_What is asked_
Skip all pictures, then print the remaining material exactly.

_Exercise materials_
----
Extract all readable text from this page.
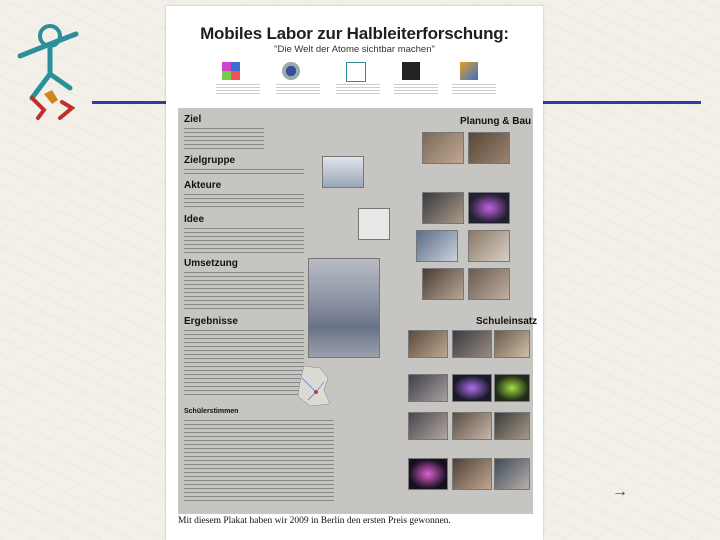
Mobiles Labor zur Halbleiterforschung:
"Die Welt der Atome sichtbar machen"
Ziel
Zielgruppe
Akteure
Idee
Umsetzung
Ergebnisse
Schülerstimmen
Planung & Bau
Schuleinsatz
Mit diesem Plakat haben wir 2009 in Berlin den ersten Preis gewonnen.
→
----
_Finished answer_
Extract all readable text from this page.
Mobiles Labor zur Halbleiterforschung:
"Die Welt der Atome sichtbar machen"
Ziel
Zielgruppe
Akteure
Idee
Umsetzung
Ergebnisse
Schülerstimmen
Planung & Bau
Schuleinsatz
Mit diesem Plakat haben wir 2009 in Berlin den ersten Preis gewonnen.
→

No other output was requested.